§ Requirement
Look for the word "this" in each line and report the count of matching lines, with nothing added.

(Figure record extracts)

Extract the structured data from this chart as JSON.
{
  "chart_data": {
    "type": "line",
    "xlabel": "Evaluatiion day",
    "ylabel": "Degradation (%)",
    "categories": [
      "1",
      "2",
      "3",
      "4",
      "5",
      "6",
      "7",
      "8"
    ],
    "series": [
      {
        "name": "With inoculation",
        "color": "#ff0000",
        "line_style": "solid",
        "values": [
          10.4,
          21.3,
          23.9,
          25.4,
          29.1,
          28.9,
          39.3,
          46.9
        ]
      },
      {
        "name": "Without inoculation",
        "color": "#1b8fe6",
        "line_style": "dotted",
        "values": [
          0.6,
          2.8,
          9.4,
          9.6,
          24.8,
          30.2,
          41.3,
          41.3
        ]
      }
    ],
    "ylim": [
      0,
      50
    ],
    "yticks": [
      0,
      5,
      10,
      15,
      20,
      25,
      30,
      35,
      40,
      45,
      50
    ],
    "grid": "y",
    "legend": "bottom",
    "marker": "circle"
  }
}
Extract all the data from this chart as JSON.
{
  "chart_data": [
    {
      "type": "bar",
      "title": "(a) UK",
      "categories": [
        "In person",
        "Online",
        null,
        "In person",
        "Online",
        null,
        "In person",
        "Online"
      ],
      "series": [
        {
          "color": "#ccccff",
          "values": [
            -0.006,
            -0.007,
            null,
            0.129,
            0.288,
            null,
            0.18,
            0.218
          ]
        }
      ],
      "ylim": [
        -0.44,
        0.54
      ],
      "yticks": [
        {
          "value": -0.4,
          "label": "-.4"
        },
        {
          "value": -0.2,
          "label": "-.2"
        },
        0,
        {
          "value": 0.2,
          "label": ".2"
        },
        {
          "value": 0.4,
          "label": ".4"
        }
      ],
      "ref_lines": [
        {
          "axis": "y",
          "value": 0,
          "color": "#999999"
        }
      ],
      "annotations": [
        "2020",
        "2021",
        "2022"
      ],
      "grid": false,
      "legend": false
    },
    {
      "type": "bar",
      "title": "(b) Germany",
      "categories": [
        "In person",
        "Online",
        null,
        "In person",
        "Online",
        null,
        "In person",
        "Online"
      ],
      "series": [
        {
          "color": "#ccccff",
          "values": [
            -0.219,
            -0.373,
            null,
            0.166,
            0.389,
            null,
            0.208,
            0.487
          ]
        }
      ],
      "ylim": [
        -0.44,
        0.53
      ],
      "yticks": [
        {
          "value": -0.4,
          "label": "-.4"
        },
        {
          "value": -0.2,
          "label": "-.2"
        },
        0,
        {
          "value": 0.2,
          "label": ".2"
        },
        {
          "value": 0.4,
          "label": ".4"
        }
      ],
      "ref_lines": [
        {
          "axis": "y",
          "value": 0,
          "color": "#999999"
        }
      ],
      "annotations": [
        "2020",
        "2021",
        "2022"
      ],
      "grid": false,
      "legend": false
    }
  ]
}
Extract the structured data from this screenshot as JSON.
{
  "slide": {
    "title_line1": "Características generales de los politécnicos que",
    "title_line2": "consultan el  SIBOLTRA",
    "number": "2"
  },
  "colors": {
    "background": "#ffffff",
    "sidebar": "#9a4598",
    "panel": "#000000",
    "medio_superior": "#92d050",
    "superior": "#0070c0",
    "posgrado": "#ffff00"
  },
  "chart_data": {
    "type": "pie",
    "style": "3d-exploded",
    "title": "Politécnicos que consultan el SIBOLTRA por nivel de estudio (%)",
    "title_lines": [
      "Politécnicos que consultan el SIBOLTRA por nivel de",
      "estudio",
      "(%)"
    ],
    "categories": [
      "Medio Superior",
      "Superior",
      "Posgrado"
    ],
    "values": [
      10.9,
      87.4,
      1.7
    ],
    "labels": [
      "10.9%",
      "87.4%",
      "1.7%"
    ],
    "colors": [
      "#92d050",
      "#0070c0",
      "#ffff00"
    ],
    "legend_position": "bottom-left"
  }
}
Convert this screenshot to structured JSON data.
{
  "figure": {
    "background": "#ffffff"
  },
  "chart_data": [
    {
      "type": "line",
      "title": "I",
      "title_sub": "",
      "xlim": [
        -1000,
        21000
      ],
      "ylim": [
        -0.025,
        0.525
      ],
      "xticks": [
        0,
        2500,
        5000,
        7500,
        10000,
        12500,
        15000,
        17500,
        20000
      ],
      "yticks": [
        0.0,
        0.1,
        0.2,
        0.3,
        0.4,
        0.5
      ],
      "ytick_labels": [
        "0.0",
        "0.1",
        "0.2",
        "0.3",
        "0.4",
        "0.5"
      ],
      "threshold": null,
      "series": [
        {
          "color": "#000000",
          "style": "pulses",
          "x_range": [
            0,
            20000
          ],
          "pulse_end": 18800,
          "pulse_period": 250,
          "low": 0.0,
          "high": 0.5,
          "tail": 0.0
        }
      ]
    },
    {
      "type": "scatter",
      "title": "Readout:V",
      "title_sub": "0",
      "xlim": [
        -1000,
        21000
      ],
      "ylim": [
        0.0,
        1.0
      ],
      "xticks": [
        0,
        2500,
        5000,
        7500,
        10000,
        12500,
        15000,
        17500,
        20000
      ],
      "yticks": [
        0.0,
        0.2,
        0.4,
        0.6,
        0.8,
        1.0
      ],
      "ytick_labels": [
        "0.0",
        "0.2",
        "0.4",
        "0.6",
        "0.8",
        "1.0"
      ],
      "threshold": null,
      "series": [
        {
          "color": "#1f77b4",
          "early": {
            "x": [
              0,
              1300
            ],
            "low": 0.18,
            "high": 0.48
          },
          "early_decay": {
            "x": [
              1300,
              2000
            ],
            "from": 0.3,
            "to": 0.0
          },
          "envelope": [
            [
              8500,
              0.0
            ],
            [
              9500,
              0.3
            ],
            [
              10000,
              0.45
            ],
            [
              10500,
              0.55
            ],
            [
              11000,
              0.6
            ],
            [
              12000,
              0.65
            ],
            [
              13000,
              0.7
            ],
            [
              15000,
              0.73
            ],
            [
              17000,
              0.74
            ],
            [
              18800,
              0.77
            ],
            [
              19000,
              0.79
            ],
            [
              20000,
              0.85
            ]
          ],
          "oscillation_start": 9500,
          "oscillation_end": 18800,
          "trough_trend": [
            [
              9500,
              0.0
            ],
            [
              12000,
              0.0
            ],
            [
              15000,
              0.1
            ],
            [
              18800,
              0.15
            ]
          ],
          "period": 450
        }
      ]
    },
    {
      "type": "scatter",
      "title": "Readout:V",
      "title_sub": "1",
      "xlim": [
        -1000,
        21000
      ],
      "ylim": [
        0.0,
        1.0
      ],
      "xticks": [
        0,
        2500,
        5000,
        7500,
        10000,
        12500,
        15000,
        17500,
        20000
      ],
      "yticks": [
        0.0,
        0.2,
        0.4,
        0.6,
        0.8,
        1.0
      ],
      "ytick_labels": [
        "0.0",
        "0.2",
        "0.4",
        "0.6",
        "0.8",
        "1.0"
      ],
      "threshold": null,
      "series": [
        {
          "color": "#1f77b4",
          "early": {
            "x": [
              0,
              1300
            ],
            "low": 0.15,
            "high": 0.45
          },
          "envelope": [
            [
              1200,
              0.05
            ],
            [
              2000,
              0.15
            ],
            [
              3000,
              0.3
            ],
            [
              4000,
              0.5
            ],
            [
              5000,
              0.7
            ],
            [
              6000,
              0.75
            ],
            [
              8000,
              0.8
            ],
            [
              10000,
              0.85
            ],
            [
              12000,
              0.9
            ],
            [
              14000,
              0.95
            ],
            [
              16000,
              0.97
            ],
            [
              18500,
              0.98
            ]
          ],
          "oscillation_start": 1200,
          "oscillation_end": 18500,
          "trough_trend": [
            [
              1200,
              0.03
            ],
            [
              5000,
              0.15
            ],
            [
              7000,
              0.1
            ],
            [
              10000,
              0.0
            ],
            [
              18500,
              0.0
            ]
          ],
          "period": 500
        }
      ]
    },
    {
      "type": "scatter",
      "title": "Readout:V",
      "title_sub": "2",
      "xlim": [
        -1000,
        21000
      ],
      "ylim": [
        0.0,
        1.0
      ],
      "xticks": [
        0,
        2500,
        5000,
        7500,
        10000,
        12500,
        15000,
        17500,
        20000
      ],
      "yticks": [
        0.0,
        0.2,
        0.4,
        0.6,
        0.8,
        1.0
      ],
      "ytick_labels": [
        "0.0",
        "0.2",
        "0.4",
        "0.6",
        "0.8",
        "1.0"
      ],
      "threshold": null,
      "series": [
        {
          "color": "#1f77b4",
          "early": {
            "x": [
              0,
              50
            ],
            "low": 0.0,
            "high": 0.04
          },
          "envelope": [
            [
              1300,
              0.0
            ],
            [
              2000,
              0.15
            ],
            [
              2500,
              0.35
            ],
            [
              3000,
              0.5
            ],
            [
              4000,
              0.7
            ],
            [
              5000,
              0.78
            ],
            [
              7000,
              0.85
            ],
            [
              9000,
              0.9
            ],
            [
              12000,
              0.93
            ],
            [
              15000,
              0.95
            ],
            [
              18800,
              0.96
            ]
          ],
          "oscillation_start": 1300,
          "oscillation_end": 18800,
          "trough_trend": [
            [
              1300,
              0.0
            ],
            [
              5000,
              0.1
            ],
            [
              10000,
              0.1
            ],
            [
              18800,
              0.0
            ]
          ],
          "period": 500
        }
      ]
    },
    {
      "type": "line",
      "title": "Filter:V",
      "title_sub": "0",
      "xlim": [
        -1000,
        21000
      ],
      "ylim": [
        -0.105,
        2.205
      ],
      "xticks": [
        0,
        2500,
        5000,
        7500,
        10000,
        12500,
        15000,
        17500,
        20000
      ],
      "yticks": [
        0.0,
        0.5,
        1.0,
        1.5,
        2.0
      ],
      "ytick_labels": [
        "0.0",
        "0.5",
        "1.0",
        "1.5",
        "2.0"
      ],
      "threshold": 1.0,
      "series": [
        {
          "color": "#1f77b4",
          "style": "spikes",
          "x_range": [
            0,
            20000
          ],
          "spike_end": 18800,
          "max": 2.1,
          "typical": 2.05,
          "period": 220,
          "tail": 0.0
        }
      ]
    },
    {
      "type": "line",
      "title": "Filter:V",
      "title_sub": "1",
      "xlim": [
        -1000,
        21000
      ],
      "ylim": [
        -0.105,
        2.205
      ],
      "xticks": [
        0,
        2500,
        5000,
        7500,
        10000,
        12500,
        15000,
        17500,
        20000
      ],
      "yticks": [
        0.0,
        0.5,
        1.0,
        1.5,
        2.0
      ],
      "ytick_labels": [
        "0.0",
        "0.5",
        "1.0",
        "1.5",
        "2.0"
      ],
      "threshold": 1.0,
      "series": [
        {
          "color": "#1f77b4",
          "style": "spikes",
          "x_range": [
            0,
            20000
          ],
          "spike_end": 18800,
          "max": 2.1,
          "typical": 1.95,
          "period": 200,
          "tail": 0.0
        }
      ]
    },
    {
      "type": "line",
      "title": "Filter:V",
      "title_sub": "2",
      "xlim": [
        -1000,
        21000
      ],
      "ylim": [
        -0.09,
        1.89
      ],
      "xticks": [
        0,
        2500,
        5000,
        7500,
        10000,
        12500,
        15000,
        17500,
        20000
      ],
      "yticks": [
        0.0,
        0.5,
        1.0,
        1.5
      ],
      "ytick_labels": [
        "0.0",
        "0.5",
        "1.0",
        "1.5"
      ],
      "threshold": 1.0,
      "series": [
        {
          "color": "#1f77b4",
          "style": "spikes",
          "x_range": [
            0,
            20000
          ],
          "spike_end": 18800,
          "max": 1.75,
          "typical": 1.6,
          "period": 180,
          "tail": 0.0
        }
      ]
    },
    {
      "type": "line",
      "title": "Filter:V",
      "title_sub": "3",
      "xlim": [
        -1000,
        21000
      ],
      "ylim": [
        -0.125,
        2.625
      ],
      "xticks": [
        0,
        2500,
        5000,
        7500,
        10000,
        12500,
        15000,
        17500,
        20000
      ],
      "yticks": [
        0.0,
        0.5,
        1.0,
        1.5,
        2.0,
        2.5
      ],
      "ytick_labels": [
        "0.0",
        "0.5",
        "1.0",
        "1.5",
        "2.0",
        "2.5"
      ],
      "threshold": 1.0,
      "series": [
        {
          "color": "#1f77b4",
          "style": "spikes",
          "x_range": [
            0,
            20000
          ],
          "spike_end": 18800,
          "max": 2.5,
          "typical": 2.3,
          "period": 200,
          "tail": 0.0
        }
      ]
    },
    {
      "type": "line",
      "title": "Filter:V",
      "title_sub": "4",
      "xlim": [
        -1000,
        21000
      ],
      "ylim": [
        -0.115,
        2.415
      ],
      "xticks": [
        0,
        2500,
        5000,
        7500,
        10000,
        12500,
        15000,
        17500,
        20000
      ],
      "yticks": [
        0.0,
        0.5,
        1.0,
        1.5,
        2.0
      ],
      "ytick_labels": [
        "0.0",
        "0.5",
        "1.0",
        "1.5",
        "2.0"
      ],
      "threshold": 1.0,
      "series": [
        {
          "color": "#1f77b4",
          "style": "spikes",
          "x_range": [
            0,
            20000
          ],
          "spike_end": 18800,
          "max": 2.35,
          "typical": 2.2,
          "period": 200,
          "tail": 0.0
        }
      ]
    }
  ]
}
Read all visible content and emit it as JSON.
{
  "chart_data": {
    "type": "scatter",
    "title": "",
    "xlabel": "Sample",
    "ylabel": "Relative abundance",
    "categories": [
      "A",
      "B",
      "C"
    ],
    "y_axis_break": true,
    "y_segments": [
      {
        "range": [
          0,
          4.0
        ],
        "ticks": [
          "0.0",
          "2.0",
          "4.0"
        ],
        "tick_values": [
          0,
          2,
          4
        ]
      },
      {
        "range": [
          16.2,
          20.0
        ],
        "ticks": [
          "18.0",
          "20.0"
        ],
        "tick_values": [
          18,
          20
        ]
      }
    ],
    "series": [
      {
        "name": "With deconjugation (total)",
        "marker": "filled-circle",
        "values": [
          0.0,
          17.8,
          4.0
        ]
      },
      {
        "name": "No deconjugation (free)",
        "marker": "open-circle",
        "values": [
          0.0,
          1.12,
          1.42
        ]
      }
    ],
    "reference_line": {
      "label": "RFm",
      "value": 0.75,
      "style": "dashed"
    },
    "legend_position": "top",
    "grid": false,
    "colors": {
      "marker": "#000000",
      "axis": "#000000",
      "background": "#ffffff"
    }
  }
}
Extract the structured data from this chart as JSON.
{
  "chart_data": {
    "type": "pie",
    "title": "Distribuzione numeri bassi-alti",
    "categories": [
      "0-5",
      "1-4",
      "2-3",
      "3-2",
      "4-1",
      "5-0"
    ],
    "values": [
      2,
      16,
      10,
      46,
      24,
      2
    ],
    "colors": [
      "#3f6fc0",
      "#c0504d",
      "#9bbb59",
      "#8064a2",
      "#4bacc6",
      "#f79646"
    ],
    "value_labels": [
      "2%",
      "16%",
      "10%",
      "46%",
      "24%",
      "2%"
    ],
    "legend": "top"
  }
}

§ Exercise answer
5